**TO DO**
Rewrite the lines from the first one through the line with "2241, 133, 2296]", swapping "Localize" for "Locate" and leaving everything else the same. Return only those lines.

**RECORDED DATA**
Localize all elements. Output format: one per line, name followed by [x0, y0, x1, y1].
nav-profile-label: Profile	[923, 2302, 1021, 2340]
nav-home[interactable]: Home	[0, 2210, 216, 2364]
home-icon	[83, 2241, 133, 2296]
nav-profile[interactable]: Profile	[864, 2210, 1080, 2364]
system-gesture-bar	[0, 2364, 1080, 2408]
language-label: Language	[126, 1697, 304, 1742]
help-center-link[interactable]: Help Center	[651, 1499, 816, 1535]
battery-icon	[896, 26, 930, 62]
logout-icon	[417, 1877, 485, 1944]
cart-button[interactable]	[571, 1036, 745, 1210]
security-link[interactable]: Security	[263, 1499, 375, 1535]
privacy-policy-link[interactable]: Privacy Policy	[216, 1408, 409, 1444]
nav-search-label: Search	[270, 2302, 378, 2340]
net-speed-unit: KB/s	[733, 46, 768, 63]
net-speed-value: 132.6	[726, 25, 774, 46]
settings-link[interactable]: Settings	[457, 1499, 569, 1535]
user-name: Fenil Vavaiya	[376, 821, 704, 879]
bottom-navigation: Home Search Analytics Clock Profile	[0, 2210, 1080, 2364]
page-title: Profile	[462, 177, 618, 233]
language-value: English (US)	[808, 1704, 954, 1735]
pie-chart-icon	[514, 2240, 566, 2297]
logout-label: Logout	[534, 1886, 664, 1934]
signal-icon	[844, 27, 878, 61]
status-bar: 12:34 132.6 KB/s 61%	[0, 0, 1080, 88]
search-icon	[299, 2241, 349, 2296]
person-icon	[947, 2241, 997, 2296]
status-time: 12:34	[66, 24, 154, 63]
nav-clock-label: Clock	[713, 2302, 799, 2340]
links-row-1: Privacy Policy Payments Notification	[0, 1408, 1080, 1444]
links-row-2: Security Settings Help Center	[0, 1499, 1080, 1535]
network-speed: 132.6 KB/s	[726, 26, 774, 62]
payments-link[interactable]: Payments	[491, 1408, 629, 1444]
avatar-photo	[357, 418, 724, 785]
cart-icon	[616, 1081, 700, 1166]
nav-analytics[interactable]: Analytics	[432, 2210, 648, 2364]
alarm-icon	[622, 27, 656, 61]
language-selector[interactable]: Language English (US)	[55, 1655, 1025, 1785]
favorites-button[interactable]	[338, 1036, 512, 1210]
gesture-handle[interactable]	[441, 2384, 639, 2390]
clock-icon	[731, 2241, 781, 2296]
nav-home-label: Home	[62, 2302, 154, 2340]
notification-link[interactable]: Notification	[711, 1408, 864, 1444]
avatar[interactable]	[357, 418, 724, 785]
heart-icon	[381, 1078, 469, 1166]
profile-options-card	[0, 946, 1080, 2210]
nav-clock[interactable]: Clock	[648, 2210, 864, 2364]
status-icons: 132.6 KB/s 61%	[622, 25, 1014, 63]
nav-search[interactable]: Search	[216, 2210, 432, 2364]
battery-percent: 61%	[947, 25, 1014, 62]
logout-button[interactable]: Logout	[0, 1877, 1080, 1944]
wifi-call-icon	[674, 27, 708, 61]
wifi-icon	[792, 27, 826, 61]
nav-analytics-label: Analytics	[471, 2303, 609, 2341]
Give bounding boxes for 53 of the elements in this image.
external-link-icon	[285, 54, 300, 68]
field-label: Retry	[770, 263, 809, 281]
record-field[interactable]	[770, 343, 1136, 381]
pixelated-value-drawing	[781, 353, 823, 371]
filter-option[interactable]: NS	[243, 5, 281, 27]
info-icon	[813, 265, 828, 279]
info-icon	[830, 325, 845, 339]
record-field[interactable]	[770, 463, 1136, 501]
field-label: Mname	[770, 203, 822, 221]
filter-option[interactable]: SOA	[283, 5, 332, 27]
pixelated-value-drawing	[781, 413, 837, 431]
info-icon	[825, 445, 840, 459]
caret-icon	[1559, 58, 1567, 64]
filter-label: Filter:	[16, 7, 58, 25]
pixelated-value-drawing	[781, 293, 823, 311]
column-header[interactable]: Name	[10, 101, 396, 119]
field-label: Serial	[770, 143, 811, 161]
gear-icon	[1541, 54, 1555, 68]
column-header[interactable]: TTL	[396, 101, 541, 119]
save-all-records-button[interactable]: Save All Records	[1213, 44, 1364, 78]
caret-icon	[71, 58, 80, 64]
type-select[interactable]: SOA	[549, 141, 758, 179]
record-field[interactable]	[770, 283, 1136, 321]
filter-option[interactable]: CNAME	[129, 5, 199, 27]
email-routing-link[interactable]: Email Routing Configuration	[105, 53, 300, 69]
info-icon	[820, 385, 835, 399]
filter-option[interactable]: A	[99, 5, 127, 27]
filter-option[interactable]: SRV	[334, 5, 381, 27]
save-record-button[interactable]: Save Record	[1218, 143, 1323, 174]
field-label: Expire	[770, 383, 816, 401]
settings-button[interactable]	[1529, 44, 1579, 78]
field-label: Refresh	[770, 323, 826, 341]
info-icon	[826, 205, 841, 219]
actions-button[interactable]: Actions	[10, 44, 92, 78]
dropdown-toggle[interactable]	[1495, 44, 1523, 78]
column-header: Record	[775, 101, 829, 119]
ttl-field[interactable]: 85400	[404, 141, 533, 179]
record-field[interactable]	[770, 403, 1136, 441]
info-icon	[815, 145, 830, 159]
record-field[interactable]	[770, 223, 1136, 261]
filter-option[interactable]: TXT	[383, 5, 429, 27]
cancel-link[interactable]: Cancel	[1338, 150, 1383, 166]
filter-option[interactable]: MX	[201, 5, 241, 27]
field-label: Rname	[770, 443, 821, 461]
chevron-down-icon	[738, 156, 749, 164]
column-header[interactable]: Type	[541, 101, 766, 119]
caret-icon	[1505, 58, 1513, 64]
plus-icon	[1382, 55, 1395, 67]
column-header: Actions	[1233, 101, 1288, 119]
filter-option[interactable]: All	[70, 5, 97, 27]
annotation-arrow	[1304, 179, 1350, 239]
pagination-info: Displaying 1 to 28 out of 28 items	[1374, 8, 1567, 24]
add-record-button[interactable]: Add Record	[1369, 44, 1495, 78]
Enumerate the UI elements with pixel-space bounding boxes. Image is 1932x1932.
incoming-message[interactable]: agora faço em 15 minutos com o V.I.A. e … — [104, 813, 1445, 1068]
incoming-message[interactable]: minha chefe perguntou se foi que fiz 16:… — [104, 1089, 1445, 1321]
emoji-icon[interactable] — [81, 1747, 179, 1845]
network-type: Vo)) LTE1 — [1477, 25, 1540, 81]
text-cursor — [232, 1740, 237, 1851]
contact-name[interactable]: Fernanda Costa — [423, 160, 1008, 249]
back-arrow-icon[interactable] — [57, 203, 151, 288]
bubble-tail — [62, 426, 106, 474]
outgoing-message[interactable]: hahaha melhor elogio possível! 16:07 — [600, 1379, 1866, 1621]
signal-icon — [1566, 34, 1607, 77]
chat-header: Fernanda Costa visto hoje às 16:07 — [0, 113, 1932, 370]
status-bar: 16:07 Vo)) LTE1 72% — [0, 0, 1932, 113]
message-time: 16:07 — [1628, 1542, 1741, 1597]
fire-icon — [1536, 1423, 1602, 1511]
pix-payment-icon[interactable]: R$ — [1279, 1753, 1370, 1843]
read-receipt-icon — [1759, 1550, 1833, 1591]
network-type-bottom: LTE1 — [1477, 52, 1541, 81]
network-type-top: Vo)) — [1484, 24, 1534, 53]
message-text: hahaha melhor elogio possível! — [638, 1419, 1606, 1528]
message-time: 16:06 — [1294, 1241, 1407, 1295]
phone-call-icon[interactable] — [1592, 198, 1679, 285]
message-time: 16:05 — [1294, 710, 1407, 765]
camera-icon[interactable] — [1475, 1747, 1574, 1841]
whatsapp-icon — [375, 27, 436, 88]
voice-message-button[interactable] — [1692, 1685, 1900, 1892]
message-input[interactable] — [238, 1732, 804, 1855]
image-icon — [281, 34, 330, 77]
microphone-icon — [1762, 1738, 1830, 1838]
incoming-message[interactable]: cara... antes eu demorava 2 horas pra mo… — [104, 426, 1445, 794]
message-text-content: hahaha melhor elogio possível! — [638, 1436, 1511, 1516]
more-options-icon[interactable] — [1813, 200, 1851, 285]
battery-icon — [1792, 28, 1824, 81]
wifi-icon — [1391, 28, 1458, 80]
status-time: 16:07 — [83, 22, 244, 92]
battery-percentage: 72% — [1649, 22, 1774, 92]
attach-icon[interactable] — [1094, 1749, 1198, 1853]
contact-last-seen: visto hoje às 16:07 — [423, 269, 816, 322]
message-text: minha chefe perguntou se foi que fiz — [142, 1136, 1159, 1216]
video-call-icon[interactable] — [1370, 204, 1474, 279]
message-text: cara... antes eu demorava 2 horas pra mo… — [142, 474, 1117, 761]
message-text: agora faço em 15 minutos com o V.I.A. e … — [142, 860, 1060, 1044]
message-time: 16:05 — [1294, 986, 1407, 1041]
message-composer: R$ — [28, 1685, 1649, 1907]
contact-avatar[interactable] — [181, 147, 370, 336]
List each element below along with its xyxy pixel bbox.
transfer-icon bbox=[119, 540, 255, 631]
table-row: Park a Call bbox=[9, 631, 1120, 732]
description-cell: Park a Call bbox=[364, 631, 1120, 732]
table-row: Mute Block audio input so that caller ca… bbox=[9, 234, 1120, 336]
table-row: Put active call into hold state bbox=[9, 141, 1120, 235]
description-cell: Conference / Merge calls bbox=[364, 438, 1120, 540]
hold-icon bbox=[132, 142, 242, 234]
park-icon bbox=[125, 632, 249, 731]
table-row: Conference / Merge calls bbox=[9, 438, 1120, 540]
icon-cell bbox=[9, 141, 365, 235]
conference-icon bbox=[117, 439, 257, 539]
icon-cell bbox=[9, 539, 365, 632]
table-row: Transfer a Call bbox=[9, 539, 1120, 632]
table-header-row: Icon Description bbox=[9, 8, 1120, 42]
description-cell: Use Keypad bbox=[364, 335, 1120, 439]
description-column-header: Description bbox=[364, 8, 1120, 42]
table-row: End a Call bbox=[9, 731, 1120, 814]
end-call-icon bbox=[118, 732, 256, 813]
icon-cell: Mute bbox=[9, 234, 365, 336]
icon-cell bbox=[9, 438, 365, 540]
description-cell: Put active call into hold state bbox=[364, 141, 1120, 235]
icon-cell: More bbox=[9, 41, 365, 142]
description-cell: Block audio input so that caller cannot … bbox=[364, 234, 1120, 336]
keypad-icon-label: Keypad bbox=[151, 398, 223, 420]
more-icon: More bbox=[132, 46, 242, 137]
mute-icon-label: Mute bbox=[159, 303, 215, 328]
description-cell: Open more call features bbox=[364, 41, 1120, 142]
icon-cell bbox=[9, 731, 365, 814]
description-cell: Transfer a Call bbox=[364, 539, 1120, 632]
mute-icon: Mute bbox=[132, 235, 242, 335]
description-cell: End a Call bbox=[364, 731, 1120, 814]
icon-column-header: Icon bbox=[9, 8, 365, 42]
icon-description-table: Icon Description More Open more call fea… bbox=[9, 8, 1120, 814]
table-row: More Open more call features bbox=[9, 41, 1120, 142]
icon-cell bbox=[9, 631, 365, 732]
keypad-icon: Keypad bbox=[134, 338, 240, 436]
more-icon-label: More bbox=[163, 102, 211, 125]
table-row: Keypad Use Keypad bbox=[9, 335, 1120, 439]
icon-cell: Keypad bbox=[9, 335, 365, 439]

**EXERCISE OUTPUT**
Locate all elements. Output format: one per line, name followed by [x0, y0, x1, y1].
nav-profile-label: Profile	[923, 2302, 1021, 2340]
nav-home[interactable]: Home	[0, 2210, 216, 2364]
home-icon	[83, 2241, 133, 2296]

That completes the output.